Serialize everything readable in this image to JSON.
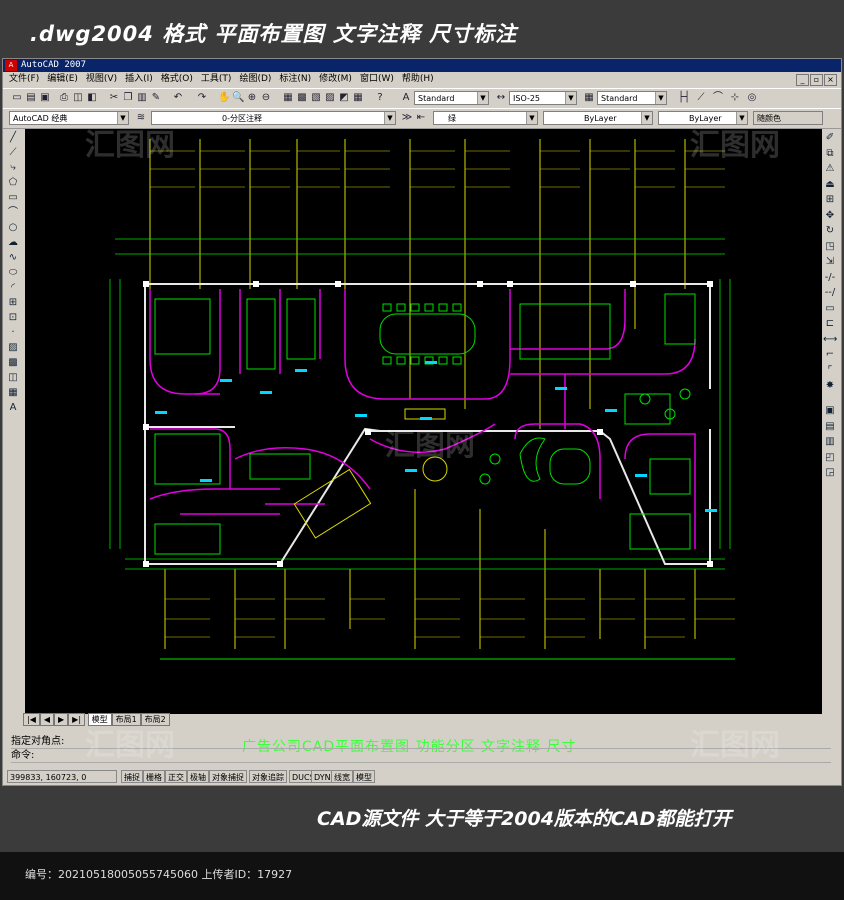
{
  "top_banner": {
    "text": ".dwg2004 格式  平面布置图 文字注释 尺寸标注"
  },
  "app": {
    "title": "AutoCAD 2007",
    "menus": [
      "文件(F)",
      "编辑(E)",
      "视图(V)",
      "插入(I)",
      "格式(O)",
      "工具(T)",
      "绘图(D)",
      "标注(N)",
      "修改(M)",
      "窗口(W)",
      "帮助(H)"
    ],
    "workspace": "AutoCAD 经典",
    "layer": "0-分区注释",
    "text_style": "Standard",
    "dim_style": "ISO-25",
    "table_style": "Standard",
    "color": "绿",
    "linetype": "ByLayer",
    "lineweight": "ByLayer",
    "plot_style": "随颜色"
  },
  "drawing": {
    "caption": "广告公司CAD平面布置图   功能分区   文字注释   尺寸"
  },
  "tabs": [
    "模型",
    "布局1",
    "布局2"
  ],
  "command": {
    "line1": "指定对角点:",
    "line2": "命令:"
  },
  "status": {
    "coords": "399833, 160723, 0",
    "buttons": [
      "捕捉",
      "栅格",
      "正交",
      "极轴",
      "对象捕捉",
      "对象追踪",
      "DUCS",
      "DYN",
      "线宽",
      "模型"
    ]
  },
  "bottom_banner": {
    "text": "CAD源文件  大于等于2004版本的CAD都能打开"
  },
  "footer": {
    "text": "编号：20210518005055745060 上传者ID：17927"
  },
  "watermark": "汇图网"
}
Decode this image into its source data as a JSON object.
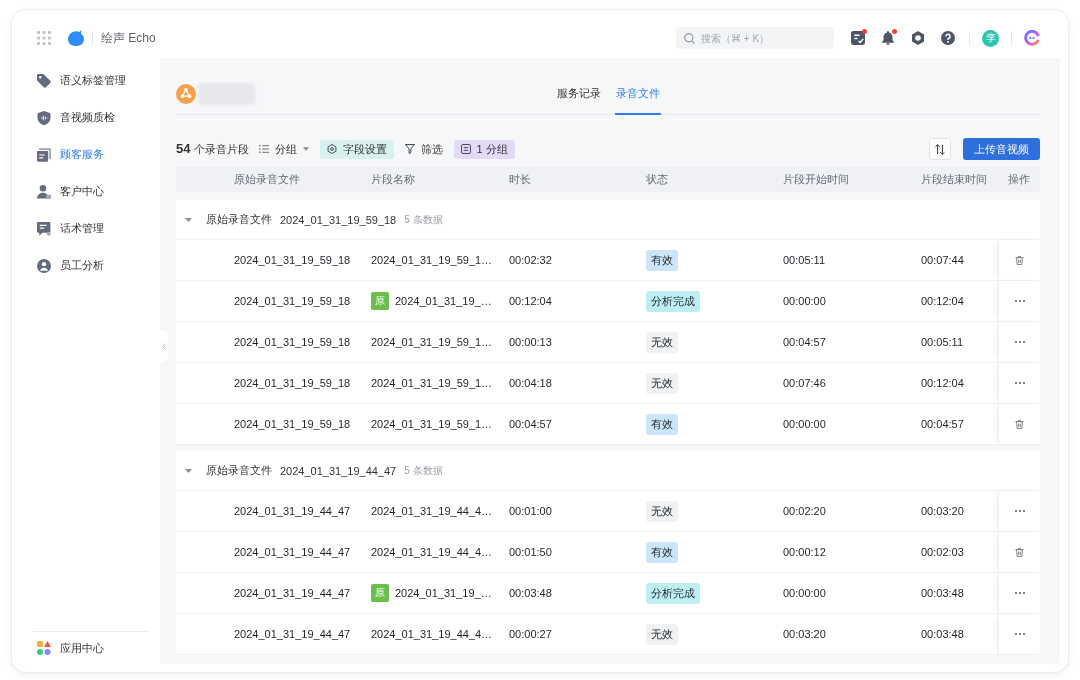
{
  "app": {
    "title": "绘声 Echo"
  },
  "search": {
    "placeholder": "搜索（⌘ + K）"
  },
  "header_icons": [
    {
      "badge": true
    },
    {
      "badge": true
    },
    {
      "badge": false
    },
    {
      "badge": false
    }
  ],
  "user": {
    "initial": "李"
  },
  "sidebar": {
    "items": [
      {
        "label": "语义标签管理",
        "selected": false
      },
      {
        "label": "音视频质检",
        "selected": false
      },
      {
        "label": "顾客服务",
        "selected": true
      },
      {
        "label": "客户中心",
        "selected": false
      },
      {
        "label": "话术管理",
        "selected": false
      },
      {
        "label": "员工分析",
        "selected": false
      }
    ],
    "footer": {
      "label": "应用中心"
    }
  },
  "tabs": [
    {
      "label": "服务记录",
      "selected": false
    },
    {
      "label": "录音文件",
      "selected": true
    }
  ],
  "toolbar": {
    "count": "**54** 个录音片段",
    "group_by": "分组",
    "field_settings": "字段设置",
    "filter": "筛选",
    "groups": "1 分组",
    "upload": "上传音视频"
  },
  "table": {
    "columns": [
      "原始录音文件",
      "片段名称",
      "时长",
      "状态",
      "片段开始时间",
      "片段结束时间",
      "操作"
    ],
    "groups": [
      {
        "label": "原始录音文件",
        "file": "2024_01_31_19_59_18",
        "count": "5 条数据",
        "expanded": true,
        "rows": [
          {
            "source": "2024_01_31_19_59_18",
            "name": "2024_01_31_19_59_1…",
            "duration": "00:02:32",
            "status": {
              "label": "有效",
              "color": "#cde5fa"
            },
            "start": "00:05:11",
            "end": "00:07:44",
            "action": {
              "kind": "delete"
            }
          },
          {
            "source": "2024_01_31_19_59_18",
            "tag": "原",
            "name": "2024_01_31_19_…",
            "duration": "00:12:04",
            "status": {
              "label": "分析完成",
              "color": "#bdeef1"
            },
            "start": "00:00:00",
            "end": "00:12:04",
            "action": {
              "kind": "more"
            }
          },
          {
            "source": "2024_01_31_19_59_18",
            "name": "2024_01_31_19_59_1…",
            "duration": "00:00:13",
            "status": {
              "label": "无效",
              "color": "#eff1f3"
            },
            "start": "00:04:57",
            "end": "00:05:11",
            "action": {
              "kind": "more"
            }
          },
          {
            "source": "2024_01_31_19_59_18",
            "name": "2024_01_31_19_59_1…",
            "duration": "00:04:18",
            "status": {
              "label": "无效",
              "color": "#eff1f3"
            },
            "start": "00:07:46",
            "end": "00:12:04",
            "action": {
              "kind": "more"
            }
          },
          {
            "source": "2024_01_31_19_59_18",
            "name": "2024_01_31_19_59_1…",
            "duration": "00:04:57",
            "status": {
              "label": "有效",
              "color": "#cde5fa"
            },
            "start": "00:00:00",
            "end": "00:04:57",
            "action": {
              "kind": "delete"
            }
          }
        ]
      },
      {
        "label": "原始录音文件",
        "file": "2024_01_31_19_44_47",
        "count": "5 条数据",
        "expanded": true,
        "rows": [
          {
            "source": "2024_01_31_19_44_47",
            "name": "2024_01_31_19_44_4…",
            "duration": "00:01:00",
            "status": {
              "label": "无效",
              "color": "#eff1f3"
            },
            "start": "00:02:20",
            "end": "00:03:20",
            "action": {
              "kind": "more"
            }
          },
          {
            "source": "2024_01_31_19_44_47",
            "name": "2024_01_31_19_44_4…",
            "duration": "00:01:50",
            "status": {
              "label": "有效",
              "color": "#cde5fa"
            },
            "start": "00:00:12",
            "end": "00:02:03",
            "action": {
              "kind": "delete"
            }
          },
          {
            "source": "2024_01_31_19_44_47",
            "tag": "原",
            "name": "2024_01_31_19_…",
            "duration": "00:03:48",
            "status": {
              "label": "分析完成",
              "color": "#bdeef1"
            },
            "start": "00:00:00",
            "end": "00:03:48",
            "action": {
              "kind": "more"
            }
          },
          {
            "source": "2024_01_31_19_44_47",
            "name": "2024_01_31_19_44_4…",
            "duration": "00:00:27",
            "status": {
              "label": "无效",
              "color": "#eff1f3"
            },
            "start": "00:03:20",
            "end": "00:03:48",
            "action": {
              "kind": "more"
            }
          }
        ]
      }
    ]
  }
}
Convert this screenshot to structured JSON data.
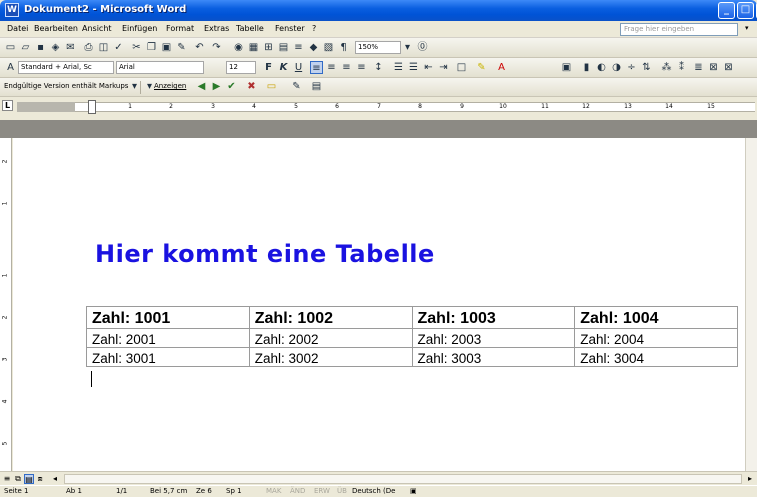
{
  "window": {
    "title": "Dokument2 - Microsoft Word",
    "icon_letter": "W"
  },
  "menubar": {
    "items": [
      "Datei",
      "Bearbeiten",
      "Ansicht",
      "Einfügen",
      "Format",
      "Extras",
      "Tabelle",
      "Fenster",
      "?"
    ],
    "help_placeholder": "Frage hier eingeben"
  },
  "toolbar_standard": {
    "zoom": "150%"
  },
  "toolbar_format": {
    "style": "Standard + Arial, Sc",
    "font": "Arial",
    "size": "12"
  },
  "toolbar_review": {
    "markup_view": "Endgültige Version enthält Markups",
    "show_label": "Anzeigen"
  },
  "ruler": {
    "numbers": [
      "1",
      "1",
      "2",
      "3",
      "4",
      "5",
      "6",
      "7",
      "8",
      "9",
      "10",
      "11",
      "12",
      "13",
      "14",
      "15"
    ],
    "vertical_numbers": [
      "2",
      "1",
      "1",
      "2",
      "3",
      "4",
      "5"
    ]
  },
  "document": {
    "heading": "Hier kommt eine Tabelle",
    "table": [
      [
        "Zahl: 1001",
        "Zahl: 1002",
        "Zahl: 1003",
        "Zahl: 1004"
      ],
      [
        "Zahl: 2001",
        "Zahl: 2002",
        "Zahl: 2003",
        "Zahl: 2004"
      ],
      [
        "Zahl: 3001",
        "Zahl: 3002",
        "Zahl: 3003",
        "Zahl: 3004"
      ]
    ]
  },
  "statusbar": {
    "page": "Seite 1",
    "section": "Ab 1",
    "pages": "1/1",
    "position": "Bei 5,7 cm",
    "line": "Ze 6",
    "column": "Sp 1",
    "mak": "MAK",
    "and": "ÄND",
    "erw": "ERW",
    "ub": "ÜB",
    "language": "Deutsch (De"
  },
  "colors": {
    "heading": "#1a12e0",
    "titlebar": "#0053d6"
  }
}
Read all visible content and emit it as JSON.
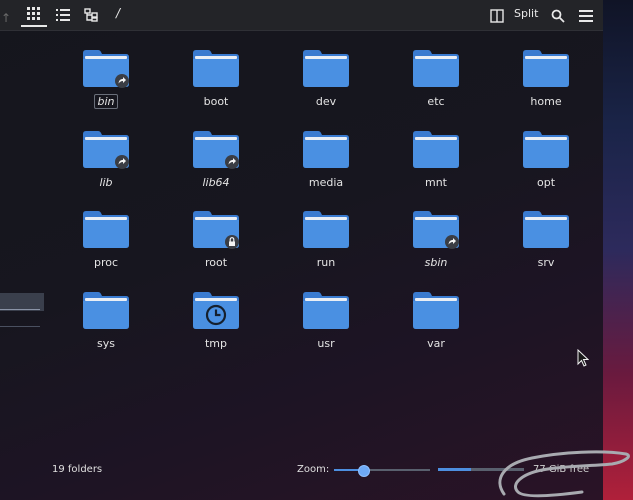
{
  "toolbar": {
    "back_icon": "arrow-up-icon",
    "view_icons": "icons-view-icon",
    "view_details": "details-view-icon",
    "view_tree": "tree-view-icon",
    "location": "/",
    "split_label": "Split",
    "search_icon": "search-icon",
    "menu_icon": "hamburger-menu-icon"
  },
  "folders": [
    {
      "label": "bin",
      "badge": "link",
      "italic": true,
      "selected": true
    },
    {
      "label": "boot",
      "badge": "",
      "italic": false
    },
    {
      "label": "dev",
      "badge": "",
      "italic": false
    },
    {
      "label": "etc",
      "badge": "",
      "italic": false
    },
    {
      "label": "home",
      "badge": "",
      "italic": false
    },
    {
      "label": "lib",
      "badge": "link",
      "italic": true
    },
    {
      "label": "lib64",
      "badge": "link",
      "italic": true
    },
    {
      "label": "media",
      "badge": "",
      "italic": false
    },
    {
      "label": "mnt",
      "badge": "",
      "italic": false
    },
    {
      "label": "opt",
      "badge": "",
      "italic": false
    },
    {
      "label": "proc",
      "badge": "",
      "italic": false
    },
    {
      "label": "root",
      "badge": "lock",
      "italic": false
    },
    {
      "label": "run",
      "badge": "",
      "italic": false
    },
    {
      "label": "sbin",
      "badge": "link",
      "italic": true
    },
    {
      "label": "srv",
      "badge": "",
      "italic": false
    },
    {
      "label": "sys",
      "badge": "",
      "italic": false
    },
    {
      "label": "tmp",
      "badge": "clock",
      "italic": false
    },
    {
      "label": "usr",
      "badge": "",
      "italic": false
    },
    {
      "label": "var",
      "badge": "",
      "italic": false
    }
  ],
  "status": {
    "count": "19 folders",
    "zoom_label": "Zoom:",
    "zoom_level": 0.3,
    "free_space_label": "77 GiB free",
    "free_space_used": 0.38
  },
  "colors": {
    "folder_body": "#4a90e2",
    "folder_tab": "#3a7bd0",
    "accent": "#4d8fe0"
  }
}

▸ **Written instruction**
Count each line where the string "start" occurs, and write only the number.

▸ **Expected answer**
9